(Tâche A):
Indiquez si chacun des énoncés suivants est conforme à l'extrait du texte, par oui ou par non, en citant textuellement les mots décisifs de l'extrait : (i) se préoccuper et s'agiter revient à manquer de foi ; (ii) l'extrait renvoie à une lettre de St Paul aux Romains ; (iii) les contretemps sont présentés comme nuisibles au Règne de Dieu.

Maintes fois Jésus insiste sur cette invitation, sur cet ordre. Se donner de la peine pour les choses: nourriture, vêtement, argent ... apporte dans le cœur de l'homme des conséquences étroitement enchaînées. Le cœur désire des choses et l'esprit contemple ce qu'il désire: l'esprit est ainsi absorbé par la terre, entraîné, rendu impotent. Chaque fois que je me préoccupe pour quelque chose, je m'aperçois que
c'est la prière qui y perd: mon rapport avec Dieu n'existe plus pratiquement. Le Père est heureux du fait que le fils lui laisse le rôle de Père, qu'il
a confiance en Lui toujours. Il t'est probablement arrivé, comme il m'est arrivé souvent, d'abandonner quelque préoccupation, de la remettre au Père: au bon moment tout se résout à merveille, mieux que ce qu'on espérait! C'est vrai: " tout concourt au bien pour ceux qui aiment Dieu!". Se préoccuper et s'agiter c'est manquer de foi. Le Père est-il père oui
ou non? Alors pourquoi se soucier? Si les choses ne marchent pas comme
il me semble juste, le Père sait pourquoi; Il l'a prévu. C'est même un
don à Lui car à l'avenir ce fait aura sa place la plus indiquée. Qui peut
savoir, d'ailleurs ce qui est le mieux pour le Royaume de Dieu? Qui peut
savoir ce que le Père veut préparer pour son Règne? Les contretemps sont
providentiels pour le Règne de Dieu. Cette paix est déjà le règne de Dieu: oui, Dieu peut être le Roi! Cette paix est en effet un terrain favorable pour que mon cœur puisse demeurer uni avec Jésus et mon esprit occupé avec Lui; voilà ce qui plait au Père, que Jésus soit le seul à occuper l'esprit et le cœur, selon ce qu'écrit St Paul aux Philippiens (4,6). Demain portera ses peines. Ne vous souciez pas pour demain. Restez allégés!

(Données à utiliser):
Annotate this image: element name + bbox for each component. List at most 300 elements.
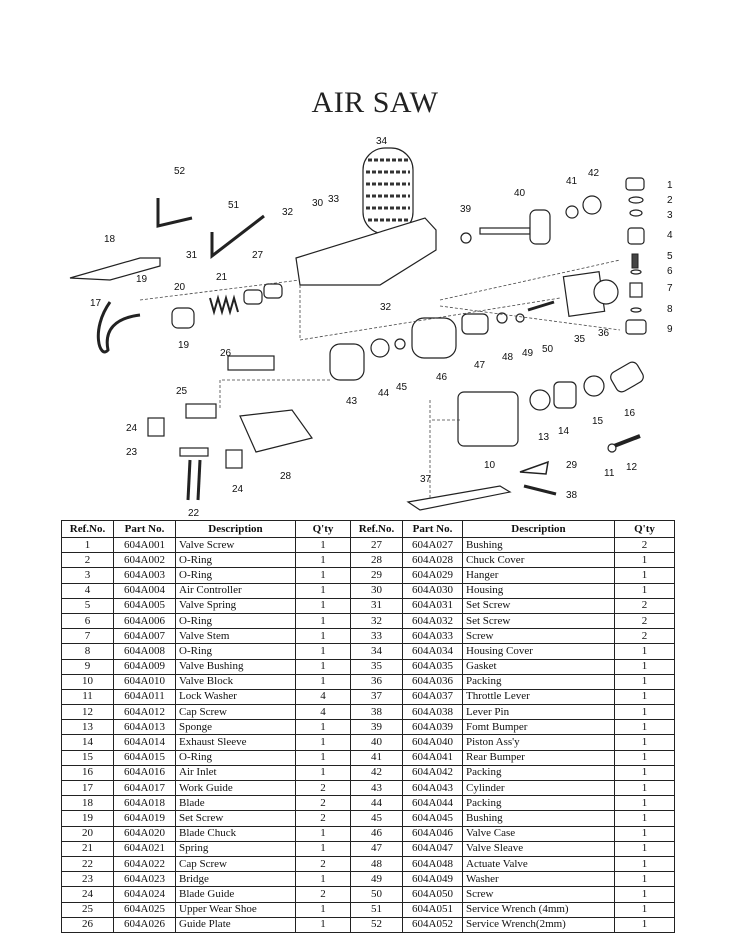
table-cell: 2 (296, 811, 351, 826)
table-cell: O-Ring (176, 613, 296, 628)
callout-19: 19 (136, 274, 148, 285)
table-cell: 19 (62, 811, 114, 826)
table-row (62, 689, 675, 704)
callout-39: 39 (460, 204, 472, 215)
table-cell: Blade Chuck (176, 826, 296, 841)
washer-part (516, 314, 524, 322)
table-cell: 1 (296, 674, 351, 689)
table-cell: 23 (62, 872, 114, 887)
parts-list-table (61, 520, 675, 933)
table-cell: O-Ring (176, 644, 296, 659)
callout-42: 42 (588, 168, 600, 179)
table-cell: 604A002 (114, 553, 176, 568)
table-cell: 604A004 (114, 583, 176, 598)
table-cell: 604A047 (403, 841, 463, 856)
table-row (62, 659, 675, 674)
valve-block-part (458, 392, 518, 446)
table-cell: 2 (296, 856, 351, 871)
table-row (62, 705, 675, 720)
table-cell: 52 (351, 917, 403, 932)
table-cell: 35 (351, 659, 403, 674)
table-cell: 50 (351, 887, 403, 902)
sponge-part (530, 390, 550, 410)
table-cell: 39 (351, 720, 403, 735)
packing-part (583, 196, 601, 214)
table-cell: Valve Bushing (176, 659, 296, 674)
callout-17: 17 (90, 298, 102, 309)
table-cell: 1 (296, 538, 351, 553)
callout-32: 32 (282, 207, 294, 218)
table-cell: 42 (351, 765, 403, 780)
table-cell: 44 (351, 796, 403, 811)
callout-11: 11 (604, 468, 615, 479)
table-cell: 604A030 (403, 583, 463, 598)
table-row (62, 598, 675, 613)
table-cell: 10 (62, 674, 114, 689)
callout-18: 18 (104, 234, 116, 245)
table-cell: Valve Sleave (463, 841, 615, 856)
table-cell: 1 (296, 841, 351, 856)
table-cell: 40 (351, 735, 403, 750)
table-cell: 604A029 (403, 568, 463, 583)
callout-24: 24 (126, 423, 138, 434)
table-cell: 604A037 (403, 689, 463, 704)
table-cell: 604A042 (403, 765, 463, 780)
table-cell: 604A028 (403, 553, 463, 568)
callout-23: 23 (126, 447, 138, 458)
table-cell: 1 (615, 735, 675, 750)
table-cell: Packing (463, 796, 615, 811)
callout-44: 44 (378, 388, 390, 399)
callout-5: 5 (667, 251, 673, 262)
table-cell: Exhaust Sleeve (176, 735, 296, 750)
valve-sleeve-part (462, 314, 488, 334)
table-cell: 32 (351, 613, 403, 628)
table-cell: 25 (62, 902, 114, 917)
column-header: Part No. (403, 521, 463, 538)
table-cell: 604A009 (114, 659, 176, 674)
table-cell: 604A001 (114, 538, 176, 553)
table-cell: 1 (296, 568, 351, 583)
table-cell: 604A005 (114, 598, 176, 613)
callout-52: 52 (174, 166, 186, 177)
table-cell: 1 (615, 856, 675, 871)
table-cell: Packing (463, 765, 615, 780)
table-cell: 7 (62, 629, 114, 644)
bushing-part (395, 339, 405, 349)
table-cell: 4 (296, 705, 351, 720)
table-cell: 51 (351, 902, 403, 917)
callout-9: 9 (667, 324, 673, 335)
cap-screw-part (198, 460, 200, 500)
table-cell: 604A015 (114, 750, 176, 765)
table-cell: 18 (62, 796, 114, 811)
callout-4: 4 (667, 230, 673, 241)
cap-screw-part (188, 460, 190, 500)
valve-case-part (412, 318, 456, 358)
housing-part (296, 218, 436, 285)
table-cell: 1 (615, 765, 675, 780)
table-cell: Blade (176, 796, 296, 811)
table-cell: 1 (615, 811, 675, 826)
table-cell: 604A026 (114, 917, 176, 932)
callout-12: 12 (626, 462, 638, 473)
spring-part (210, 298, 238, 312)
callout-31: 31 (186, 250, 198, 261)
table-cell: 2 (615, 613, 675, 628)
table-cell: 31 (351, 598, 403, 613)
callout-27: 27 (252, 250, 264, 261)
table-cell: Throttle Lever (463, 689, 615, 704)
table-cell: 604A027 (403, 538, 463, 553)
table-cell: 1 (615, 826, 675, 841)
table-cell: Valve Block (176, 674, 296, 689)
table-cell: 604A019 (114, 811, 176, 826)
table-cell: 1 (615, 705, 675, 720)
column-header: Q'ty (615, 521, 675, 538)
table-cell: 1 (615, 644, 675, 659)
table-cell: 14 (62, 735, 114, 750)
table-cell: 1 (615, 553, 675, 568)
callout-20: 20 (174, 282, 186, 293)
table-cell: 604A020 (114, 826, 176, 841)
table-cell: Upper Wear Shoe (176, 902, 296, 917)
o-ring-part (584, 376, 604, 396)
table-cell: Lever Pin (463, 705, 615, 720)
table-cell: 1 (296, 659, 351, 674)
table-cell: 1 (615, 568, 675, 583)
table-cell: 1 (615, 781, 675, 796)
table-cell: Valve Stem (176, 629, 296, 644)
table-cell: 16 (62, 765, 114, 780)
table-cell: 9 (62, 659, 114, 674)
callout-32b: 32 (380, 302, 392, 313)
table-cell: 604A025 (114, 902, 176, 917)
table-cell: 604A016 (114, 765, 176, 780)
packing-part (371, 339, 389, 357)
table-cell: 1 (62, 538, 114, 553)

(Tâche B):
Dans les lignes de données, renommez "table-row" en "ligne-tableau" sur la partie qui s'ouvre avec la ligne contenant "table-cell: 2 (296, 811, 351, 826)" et se ferme avec celle contenant "table-cell: 35 (351, 659, 403, 674)", sans rien modifier d'autre. Ne redonnez que cette partie.

(Solution complète A):
(i) Oui : « Se préoccuper et s'agiter c'est manquer de foi. »
(ii) Non : « selon ce qu'écrit St Paul aux Philippiens (4,6) »
(iii) Non : « Les contretemps sont providentiels pour le Règne de Dieu. »

(Solution complète B):
table-cell: 2 (296, 811, 351, 826)
table-cell: O-Ring (176, 613, 296, 628)
callout-19: 19 (136, 274, 148, 285)
table-cell: 19 (62, 811, 114, 826)
ligne-tableau (62, 689, 675, 704)
callout-39: 39 (460, 204, 472, 215)
table-cell: Blade Chuck (176, 826, 296, 841)
washer-part (516, 314, 524, 322)
table-cell: 1 (296, 674, 351, 689)
table-cell: 23 (62, 872, 114, 887)
parts-list-table (61, 520, 675, 933)
table-cell: O-Ring (176, 644, 296, 659)
callout-42: 42 (588, 168, 600, 179)
table-cell: 604A002 (114, 553, 176, 568)
table-cell: 604A004 (114, 583, 176, 598)
table-cell: 604A047 (403, 841, 463, 856)
ligne-tableau (62, 659, 675, 674)
valve-block-part (458, 392, 518, 446)
table-cell: 2 (296, 856, 351, 871)
ligne-tableau (62, 705, 675, 720)
table-cell: 52 (351, 917, 403, 932)
table-cell: 35 (351, 659, 403, 674)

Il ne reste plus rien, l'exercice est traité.